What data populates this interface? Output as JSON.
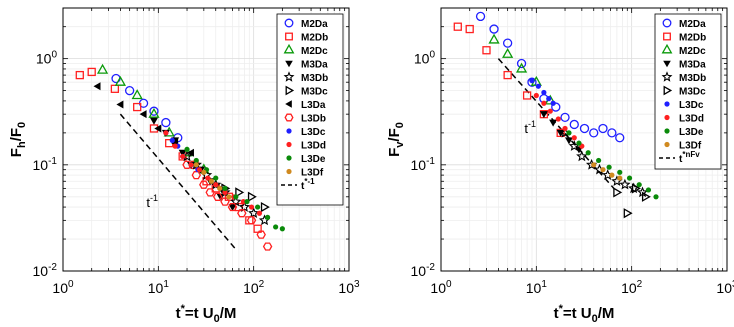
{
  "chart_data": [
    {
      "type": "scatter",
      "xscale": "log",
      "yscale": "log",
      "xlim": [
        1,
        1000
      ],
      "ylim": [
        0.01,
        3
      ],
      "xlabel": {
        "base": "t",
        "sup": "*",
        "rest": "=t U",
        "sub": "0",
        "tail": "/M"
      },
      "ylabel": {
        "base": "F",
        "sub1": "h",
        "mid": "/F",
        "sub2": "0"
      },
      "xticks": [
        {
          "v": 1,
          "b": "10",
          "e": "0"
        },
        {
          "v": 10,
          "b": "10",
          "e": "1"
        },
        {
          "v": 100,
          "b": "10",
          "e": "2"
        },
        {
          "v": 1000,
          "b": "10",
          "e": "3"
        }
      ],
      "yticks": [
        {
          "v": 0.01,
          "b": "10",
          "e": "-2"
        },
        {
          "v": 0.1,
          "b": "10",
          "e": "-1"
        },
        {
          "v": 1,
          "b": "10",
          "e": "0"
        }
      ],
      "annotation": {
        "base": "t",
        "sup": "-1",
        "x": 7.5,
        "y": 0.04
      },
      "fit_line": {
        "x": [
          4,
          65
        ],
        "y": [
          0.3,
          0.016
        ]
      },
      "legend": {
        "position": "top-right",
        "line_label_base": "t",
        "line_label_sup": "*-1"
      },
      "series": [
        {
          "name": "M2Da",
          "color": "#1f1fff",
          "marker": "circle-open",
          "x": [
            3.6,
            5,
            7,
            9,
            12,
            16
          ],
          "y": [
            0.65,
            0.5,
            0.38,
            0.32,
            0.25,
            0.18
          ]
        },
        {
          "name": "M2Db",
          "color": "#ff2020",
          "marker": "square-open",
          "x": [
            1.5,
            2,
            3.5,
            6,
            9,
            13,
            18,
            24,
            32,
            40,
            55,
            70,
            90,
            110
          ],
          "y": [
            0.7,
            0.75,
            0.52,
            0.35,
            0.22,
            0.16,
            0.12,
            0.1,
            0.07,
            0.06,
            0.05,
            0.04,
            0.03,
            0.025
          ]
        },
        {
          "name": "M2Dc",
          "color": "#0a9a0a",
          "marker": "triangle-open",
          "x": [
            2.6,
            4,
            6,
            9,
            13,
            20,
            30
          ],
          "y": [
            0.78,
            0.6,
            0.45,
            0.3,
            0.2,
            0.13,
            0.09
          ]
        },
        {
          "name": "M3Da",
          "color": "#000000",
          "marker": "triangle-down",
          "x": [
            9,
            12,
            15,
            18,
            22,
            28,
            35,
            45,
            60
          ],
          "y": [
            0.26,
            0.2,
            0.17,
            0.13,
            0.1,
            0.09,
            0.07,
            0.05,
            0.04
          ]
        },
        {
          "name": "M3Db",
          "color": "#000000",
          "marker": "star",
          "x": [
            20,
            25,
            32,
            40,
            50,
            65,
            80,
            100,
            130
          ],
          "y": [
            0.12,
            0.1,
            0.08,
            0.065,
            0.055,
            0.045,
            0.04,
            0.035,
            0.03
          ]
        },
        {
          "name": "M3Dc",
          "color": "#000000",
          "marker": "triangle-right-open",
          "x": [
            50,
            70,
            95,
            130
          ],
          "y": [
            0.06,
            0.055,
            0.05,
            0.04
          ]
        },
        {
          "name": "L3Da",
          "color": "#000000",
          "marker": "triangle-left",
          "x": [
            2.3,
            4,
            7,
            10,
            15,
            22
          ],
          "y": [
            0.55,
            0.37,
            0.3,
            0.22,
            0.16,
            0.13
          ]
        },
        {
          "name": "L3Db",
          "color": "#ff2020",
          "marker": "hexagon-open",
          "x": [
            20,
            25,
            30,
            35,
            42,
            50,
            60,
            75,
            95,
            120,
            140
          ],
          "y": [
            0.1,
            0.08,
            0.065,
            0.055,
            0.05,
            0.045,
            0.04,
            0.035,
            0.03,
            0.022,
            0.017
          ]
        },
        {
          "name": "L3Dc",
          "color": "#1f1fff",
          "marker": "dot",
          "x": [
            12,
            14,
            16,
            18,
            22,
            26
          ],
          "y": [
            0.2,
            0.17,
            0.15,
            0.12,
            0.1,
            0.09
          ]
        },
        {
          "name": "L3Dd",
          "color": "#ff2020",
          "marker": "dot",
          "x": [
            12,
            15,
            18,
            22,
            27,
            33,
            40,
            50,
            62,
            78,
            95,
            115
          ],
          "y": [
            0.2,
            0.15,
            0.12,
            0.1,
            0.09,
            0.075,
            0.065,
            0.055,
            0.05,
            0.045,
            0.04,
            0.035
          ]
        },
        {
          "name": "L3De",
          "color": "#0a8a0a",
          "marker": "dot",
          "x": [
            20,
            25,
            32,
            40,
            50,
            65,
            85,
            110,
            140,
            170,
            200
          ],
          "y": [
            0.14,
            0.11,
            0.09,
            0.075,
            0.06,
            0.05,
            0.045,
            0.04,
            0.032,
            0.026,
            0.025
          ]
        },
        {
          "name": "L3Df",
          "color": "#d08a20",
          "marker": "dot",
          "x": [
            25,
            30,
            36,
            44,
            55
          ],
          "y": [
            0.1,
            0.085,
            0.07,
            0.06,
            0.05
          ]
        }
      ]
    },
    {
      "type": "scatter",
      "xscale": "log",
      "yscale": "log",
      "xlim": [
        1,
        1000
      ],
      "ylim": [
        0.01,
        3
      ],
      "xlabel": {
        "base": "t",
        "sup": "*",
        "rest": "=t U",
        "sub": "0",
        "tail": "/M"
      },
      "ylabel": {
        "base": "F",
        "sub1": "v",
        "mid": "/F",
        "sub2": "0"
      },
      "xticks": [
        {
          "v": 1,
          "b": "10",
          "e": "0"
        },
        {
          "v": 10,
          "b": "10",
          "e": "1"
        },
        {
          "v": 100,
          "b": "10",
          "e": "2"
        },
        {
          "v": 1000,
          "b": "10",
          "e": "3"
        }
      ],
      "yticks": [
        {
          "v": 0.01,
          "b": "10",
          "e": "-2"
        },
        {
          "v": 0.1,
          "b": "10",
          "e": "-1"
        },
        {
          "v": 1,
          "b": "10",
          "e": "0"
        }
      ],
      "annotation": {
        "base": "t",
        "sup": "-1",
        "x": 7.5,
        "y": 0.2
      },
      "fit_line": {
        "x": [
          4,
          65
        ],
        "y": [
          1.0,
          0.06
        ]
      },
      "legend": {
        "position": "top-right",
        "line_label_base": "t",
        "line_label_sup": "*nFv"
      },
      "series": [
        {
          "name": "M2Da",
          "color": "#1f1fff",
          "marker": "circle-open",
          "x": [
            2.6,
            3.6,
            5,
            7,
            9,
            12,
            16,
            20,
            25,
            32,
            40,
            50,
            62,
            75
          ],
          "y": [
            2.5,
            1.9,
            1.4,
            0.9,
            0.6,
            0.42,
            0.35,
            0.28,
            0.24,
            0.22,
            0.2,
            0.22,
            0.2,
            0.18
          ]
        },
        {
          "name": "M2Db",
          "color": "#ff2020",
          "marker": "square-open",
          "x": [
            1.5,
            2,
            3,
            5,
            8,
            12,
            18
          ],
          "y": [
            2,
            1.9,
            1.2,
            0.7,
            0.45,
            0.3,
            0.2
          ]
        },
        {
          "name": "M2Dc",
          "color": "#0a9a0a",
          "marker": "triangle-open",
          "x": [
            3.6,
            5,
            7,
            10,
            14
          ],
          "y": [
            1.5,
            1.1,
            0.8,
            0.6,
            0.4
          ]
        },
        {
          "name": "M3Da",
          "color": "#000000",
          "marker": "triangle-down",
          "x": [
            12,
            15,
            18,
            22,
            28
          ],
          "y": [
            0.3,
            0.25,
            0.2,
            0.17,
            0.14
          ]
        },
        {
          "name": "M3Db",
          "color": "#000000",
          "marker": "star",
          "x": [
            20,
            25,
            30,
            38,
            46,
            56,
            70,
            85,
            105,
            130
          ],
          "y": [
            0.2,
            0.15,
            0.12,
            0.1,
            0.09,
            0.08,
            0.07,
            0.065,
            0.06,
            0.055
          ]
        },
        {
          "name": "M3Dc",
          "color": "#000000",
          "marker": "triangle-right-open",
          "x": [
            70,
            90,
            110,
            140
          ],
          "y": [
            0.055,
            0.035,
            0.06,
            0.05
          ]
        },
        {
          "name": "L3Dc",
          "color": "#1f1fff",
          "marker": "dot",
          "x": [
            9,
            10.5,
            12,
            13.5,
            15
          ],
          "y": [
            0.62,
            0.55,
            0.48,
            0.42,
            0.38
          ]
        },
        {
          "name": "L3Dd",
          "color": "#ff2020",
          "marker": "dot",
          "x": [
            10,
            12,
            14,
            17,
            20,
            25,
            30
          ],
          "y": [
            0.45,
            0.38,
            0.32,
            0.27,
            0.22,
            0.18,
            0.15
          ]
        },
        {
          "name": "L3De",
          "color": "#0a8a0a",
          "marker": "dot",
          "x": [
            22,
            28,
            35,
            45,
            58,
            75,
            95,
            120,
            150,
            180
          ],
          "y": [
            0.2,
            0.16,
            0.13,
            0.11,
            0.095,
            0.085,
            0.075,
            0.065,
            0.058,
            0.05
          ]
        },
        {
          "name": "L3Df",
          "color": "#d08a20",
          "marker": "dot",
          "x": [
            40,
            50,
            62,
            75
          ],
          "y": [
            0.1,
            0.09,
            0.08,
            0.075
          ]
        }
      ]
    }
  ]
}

+++++

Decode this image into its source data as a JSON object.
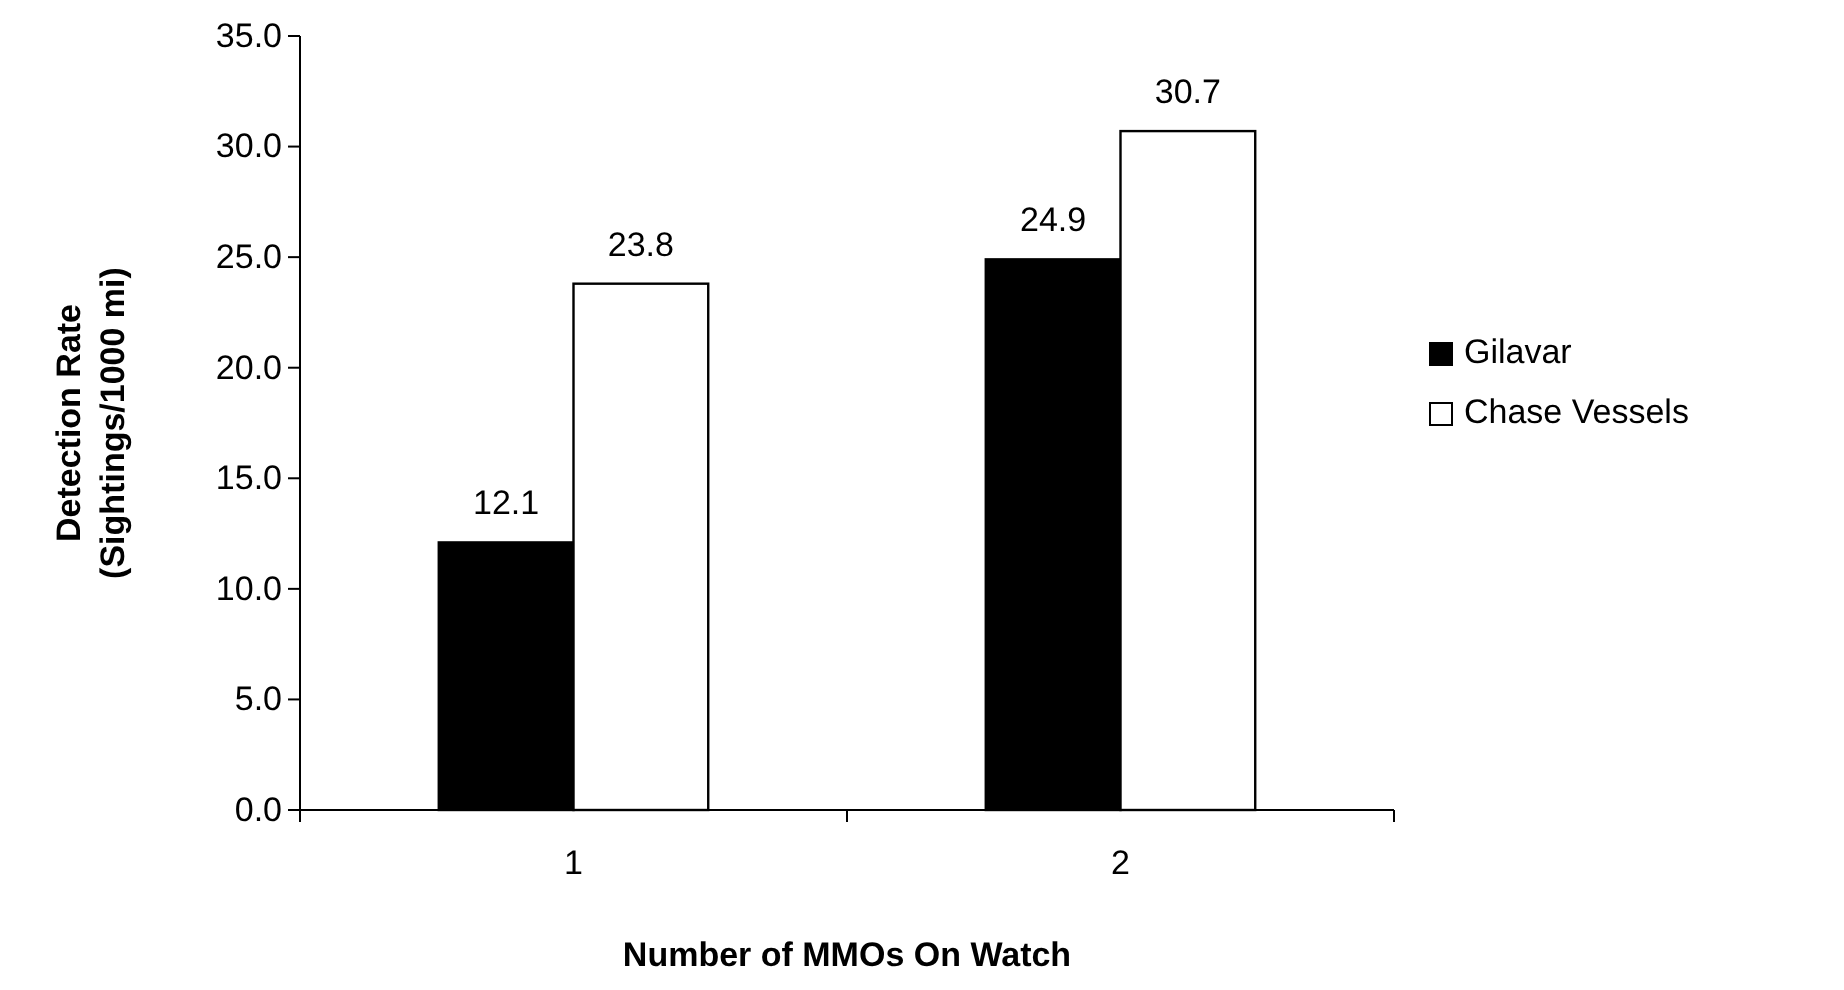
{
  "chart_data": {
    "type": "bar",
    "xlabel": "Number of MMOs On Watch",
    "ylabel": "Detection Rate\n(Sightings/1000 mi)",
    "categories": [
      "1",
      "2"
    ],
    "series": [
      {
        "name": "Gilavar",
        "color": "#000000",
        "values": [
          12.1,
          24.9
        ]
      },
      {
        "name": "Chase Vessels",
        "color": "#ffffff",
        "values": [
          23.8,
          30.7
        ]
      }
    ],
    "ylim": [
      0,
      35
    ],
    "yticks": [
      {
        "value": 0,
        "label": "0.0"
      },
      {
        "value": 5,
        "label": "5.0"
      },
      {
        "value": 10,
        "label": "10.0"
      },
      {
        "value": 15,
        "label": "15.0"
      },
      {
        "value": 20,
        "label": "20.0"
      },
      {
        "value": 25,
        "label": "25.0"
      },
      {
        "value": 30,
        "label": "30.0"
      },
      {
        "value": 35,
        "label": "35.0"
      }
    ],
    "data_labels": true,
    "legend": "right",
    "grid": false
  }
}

+++++

▶ **WORK TO COMPLETE**
Reproduce each line of the entries in which the word "this" is found.

▶ **TASK OUTPUT**
What data populates this interface? Output as JSON.
Decode this image into its source data as a JSON object.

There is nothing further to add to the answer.